Problemas a resolver>
a. Reescreva o trecho do texto sobre os rolezinhos que vai de "Na avaliação dele, esta" até "notado desde 2006.", trocando "fortalecimento" por "crescimento".
b. Segundo o texto sobre os rolezinhos, em que shopping houve repressão policial a um encontro no sábado (11)?
**** Texto de origem ****
O que atrai os participantes para os rolezinhos é justamente o posto de prestígio que os shoppings ocupam no mercado de consumo. “É onde está tudo, a TV de plasma, o celular, cinema, comida legal, gente bem vestida. Todo mundo quer estar lá”.
Veja imagens de rolezinho em SP antes da chegada da polícia:
Além disso, ele afirma que os encontros refletem um ressentimento dos jovens consumidores de classes populares que se afirmam ao ocupar o espaço com um movimento de massa. “Na hora em que eles estão em maioria e falam ‘essa praia não é tua, você não é dono’ para o bacana de nariz empinado. É uma forma de você externalizar um sentimento de ressentimento. 'Por que não tenho direito de estar aí? No fundo não temos nenhuma diferença. Sou consumidor, você também'”.
Neste ponto, Ricci vê uma proximidade entre os rolezinhos e os movimentos de ocupação desencadeados ao redor do mundo. Como um “occupy da periferia”, na medida em que se estabelece que é possível estar ali. “Não estou usando como uma dimensão mais politica de pensar em autogestão ou autocontrole. Eles nem de longe pensam nisso.”
No último sábado (11), houve repressão policial em um encontro no Shopping Itaquera, na zona leste. A polícia usou bala de borracha, cassetete e spray de pimenta para conter os jovens. Ao menos dez foram detidos - um deles ficaráinternado na Fundação Casa até fevereiro. No Shopping JK Iguatemi, no mesmo dia, uma liminar impediu o acesso de menores desacompanhados de adultos.
Veja cenas do corre-corre no Shopping Itaquera:
Para Ricci, a atuação da PM e da Justiça pode provocar reação popular similar à ocorrida nos protestos de junho, quando uma multidão tomou as ruas após ações violentas no centro de São Paulo. “A reação do governo e da PM pode politizar desnecessariamente essa mobilização.”
O ato registrado no último sábado demonstra uma lógica política mais voltada ao processo eleitoral que ao cotidiano do eleitor, na visão de Ricci. Ele aponta ainda a dificuldade da classe política em lidar com uma nova tendência que é o enfraquecimento da influência da classe média formadora de opinião sobre as classes populares na definição do voto.
Na avaliação dele, esta tendência teria provocado a virada de Fernando Haddad sobre Celso Russomano nas eleições municipais de 2012. Este fortalecimento das classes populares é notado desde 2006.
**** Informações fornecidas ****
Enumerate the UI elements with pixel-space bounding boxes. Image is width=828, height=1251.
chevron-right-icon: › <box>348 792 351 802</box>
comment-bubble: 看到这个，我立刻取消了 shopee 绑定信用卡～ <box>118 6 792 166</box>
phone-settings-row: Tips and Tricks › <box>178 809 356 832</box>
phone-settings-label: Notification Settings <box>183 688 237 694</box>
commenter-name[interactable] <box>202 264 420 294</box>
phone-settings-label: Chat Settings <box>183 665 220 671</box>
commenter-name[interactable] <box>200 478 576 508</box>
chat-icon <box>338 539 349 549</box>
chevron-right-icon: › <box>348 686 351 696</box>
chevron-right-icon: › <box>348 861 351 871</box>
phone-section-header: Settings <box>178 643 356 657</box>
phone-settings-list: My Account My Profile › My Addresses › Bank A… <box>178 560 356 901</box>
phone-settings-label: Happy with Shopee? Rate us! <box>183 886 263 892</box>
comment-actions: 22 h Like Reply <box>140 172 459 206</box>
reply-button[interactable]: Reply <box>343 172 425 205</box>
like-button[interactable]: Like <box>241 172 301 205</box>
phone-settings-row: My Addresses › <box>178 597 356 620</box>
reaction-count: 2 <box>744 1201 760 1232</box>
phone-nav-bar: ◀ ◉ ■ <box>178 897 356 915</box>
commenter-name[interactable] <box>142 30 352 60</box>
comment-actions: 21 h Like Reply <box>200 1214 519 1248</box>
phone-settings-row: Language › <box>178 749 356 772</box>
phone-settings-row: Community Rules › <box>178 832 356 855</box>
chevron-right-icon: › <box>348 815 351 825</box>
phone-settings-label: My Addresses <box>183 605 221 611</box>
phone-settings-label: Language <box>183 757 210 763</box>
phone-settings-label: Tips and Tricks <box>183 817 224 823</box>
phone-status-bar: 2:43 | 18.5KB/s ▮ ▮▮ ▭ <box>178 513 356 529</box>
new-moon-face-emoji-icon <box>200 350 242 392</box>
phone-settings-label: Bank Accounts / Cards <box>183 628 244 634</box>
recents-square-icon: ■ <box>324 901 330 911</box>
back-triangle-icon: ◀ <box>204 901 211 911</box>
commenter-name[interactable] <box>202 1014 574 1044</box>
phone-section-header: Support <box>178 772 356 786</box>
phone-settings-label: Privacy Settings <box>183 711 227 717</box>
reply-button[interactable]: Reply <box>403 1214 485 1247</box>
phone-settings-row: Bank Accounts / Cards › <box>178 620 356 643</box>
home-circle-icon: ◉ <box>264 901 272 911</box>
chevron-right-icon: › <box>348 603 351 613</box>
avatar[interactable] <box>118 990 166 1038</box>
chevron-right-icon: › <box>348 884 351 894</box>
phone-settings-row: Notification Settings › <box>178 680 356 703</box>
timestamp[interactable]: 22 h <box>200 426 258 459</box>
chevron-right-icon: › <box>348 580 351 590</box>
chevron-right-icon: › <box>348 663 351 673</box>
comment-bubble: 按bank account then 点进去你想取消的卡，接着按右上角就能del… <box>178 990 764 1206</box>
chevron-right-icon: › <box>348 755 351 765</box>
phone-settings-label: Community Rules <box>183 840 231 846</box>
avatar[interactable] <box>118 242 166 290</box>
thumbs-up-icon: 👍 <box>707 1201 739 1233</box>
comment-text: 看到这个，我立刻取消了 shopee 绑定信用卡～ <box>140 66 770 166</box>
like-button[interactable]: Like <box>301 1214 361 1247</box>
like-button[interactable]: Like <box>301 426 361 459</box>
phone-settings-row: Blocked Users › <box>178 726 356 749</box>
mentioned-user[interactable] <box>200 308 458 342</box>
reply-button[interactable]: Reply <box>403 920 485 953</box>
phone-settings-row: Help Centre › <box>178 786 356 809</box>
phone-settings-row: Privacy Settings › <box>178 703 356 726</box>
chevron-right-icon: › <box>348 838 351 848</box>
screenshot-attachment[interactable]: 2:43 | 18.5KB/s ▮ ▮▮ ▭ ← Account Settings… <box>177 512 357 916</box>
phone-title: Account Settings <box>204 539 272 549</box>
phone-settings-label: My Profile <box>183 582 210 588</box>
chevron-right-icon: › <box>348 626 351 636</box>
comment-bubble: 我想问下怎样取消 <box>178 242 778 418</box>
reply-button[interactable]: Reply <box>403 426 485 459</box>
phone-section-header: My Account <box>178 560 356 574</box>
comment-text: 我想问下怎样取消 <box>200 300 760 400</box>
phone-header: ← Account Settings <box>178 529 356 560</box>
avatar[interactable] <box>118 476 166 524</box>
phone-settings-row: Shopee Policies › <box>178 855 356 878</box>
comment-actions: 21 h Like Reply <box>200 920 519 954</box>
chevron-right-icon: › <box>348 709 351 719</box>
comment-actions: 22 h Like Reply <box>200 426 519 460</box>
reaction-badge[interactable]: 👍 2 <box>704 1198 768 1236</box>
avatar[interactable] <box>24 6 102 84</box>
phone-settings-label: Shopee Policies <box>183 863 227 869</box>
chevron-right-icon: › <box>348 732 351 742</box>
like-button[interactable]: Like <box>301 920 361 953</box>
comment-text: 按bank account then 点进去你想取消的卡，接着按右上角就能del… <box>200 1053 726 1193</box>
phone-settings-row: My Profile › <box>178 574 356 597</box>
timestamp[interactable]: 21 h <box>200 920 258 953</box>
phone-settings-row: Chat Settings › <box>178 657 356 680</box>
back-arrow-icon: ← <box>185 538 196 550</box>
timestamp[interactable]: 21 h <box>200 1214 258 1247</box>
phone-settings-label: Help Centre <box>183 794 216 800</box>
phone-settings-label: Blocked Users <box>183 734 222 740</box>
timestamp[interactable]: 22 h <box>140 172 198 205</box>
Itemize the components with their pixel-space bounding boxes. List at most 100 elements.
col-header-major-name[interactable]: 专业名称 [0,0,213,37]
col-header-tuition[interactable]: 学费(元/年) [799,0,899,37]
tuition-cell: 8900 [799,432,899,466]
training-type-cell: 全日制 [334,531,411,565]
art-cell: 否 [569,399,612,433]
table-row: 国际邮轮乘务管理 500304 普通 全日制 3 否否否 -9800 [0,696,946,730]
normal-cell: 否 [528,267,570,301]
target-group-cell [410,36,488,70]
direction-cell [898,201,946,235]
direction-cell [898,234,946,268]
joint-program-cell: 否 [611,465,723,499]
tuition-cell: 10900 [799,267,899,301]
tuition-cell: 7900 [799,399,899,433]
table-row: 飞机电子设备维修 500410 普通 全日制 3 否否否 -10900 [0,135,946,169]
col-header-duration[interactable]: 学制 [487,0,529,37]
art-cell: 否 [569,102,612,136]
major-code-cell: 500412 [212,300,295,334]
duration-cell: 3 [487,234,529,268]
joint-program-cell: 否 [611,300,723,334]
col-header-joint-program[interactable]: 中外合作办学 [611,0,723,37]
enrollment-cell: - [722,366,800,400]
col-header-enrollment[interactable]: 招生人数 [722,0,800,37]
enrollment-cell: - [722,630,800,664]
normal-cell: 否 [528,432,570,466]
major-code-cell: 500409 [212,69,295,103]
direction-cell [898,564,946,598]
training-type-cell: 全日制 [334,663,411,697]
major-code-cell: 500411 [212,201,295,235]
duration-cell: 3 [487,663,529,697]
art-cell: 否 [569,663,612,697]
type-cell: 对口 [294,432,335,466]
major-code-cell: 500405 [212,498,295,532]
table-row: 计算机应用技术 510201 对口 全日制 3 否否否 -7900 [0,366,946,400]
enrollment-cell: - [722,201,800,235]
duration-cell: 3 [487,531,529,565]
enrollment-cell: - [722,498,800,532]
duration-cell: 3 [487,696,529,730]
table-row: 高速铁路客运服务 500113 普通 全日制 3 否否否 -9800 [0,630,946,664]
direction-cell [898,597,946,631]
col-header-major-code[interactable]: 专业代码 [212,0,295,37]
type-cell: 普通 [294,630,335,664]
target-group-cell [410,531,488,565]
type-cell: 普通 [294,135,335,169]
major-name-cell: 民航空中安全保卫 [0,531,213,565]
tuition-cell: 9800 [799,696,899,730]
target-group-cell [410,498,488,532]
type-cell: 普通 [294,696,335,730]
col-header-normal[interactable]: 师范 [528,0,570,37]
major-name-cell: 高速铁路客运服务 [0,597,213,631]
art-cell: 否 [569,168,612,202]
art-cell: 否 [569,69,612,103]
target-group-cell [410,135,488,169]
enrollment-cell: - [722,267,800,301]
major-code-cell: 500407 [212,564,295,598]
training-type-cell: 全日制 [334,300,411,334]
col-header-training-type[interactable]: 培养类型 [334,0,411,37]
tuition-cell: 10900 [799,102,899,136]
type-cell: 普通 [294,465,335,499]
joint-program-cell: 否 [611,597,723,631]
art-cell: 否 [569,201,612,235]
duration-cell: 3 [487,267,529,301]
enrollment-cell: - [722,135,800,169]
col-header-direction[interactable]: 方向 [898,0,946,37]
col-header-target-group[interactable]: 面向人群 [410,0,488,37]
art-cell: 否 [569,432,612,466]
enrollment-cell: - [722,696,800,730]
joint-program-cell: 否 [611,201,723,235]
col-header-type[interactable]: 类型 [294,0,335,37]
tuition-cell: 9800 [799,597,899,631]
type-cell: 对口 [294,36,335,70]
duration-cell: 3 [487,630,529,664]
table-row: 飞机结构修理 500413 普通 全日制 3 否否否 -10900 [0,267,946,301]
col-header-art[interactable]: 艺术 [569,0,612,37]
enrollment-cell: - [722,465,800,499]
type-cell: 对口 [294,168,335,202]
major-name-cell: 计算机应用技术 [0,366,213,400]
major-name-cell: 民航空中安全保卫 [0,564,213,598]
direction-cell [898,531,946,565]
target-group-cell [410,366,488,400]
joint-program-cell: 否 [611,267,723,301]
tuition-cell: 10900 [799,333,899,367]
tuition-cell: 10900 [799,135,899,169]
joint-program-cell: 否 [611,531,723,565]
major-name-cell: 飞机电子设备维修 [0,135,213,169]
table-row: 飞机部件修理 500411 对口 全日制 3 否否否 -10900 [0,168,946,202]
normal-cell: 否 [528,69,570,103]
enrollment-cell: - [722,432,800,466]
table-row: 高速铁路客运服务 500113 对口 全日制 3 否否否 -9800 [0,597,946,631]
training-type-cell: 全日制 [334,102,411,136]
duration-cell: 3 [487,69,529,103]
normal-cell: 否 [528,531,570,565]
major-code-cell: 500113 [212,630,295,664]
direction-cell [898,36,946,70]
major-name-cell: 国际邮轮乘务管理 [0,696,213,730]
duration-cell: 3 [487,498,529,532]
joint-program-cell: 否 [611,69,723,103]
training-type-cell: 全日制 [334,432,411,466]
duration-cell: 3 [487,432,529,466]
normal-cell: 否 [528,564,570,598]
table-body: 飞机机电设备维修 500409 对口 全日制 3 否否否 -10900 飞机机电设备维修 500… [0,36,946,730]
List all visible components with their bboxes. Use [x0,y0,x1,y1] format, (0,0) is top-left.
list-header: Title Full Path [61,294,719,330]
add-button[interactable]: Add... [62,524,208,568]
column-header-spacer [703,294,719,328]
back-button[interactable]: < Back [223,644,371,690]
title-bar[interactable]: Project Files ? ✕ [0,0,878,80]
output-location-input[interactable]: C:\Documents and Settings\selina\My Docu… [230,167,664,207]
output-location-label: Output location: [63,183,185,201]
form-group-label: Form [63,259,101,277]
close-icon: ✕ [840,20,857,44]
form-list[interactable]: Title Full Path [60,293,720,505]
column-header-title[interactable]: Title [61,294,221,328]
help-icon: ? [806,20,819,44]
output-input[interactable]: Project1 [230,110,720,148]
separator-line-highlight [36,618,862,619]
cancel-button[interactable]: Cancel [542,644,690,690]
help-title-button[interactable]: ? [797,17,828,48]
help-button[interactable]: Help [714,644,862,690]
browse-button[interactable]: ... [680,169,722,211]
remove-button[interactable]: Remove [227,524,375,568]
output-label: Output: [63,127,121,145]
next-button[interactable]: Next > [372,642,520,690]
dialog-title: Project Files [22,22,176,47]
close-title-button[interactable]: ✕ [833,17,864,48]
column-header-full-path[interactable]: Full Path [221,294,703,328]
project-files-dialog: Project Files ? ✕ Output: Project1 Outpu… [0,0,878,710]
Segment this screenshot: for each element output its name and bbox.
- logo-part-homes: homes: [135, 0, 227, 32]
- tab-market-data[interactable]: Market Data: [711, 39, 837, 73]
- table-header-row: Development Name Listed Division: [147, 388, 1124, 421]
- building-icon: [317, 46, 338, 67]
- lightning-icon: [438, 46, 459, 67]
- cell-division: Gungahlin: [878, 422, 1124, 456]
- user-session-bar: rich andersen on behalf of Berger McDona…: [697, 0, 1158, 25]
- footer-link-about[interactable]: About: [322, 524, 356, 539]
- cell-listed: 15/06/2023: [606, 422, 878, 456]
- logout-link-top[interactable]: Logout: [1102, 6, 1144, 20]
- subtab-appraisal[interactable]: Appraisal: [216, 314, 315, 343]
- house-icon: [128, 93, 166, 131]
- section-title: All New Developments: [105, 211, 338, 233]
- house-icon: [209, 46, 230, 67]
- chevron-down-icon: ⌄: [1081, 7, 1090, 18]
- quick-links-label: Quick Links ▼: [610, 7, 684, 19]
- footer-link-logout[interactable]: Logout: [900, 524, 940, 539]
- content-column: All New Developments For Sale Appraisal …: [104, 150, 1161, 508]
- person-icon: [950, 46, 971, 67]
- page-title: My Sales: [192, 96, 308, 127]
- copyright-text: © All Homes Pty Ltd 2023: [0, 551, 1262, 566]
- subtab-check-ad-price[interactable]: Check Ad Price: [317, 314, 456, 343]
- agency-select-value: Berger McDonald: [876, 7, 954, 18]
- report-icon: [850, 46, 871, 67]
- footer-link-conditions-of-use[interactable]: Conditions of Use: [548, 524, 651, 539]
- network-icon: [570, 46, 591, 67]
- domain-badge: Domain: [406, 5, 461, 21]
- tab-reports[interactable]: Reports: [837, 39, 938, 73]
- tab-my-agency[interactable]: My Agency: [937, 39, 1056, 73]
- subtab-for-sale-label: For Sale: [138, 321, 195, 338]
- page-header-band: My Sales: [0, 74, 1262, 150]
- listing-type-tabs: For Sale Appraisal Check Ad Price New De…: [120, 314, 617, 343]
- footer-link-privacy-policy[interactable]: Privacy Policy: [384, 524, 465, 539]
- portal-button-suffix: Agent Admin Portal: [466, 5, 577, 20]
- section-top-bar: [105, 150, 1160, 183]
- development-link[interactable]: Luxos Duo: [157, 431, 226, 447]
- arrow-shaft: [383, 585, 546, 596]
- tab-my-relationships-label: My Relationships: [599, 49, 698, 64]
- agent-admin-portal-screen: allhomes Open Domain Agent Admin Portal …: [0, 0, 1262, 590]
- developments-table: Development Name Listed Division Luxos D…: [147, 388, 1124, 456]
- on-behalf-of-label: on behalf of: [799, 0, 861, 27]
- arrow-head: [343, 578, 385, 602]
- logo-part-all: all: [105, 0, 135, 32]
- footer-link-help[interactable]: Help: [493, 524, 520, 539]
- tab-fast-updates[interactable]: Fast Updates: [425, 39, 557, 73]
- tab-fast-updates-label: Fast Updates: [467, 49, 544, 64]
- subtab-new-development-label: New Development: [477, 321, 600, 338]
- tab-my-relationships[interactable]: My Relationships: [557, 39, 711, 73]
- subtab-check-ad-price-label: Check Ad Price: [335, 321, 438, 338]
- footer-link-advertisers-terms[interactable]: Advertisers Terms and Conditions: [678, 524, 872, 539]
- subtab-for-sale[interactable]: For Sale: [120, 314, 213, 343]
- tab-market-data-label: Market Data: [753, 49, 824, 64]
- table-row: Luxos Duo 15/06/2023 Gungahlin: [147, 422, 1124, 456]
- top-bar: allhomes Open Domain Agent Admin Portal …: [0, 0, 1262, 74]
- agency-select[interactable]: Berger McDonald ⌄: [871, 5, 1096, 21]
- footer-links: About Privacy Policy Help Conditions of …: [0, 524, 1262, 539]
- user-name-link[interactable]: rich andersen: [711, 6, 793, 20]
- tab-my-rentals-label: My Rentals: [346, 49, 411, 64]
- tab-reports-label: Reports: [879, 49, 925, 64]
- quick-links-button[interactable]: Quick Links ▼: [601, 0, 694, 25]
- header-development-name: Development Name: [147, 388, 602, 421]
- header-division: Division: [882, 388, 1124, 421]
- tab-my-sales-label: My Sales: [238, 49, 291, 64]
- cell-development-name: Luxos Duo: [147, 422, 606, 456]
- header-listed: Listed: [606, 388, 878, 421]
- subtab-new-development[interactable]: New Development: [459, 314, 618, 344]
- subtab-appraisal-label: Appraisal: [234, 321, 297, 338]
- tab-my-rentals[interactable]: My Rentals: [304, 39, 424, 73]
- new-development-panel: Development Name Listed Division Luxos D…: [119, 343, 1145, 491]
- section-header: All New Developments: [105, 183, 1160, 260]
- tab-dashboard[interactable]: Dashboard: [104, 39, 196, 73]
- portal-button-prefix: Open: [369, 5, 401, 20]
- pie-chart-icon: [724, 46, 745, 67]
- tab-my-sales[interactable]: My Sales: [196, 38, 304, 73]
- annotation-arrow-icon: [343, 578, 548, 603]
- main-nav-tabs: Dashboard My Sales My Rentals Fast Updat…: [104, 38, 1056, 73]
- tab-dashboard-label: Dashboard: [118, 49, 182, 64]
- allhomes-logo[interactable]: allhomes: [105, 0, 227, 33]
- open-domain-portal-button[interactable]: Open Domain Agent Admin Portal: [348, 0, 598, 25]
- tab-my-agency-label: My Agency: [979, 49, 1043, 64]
****
Soluções dos problemas>
a.
Na avaliação dele, esta tendência teria provocado a virada de Fernando Haddad sobre Celso Russomano nas eleições municipais de 2012. Este crescimento das classes populares é notado desde 2006.

b. No Shopping Itaquera, na zona leste.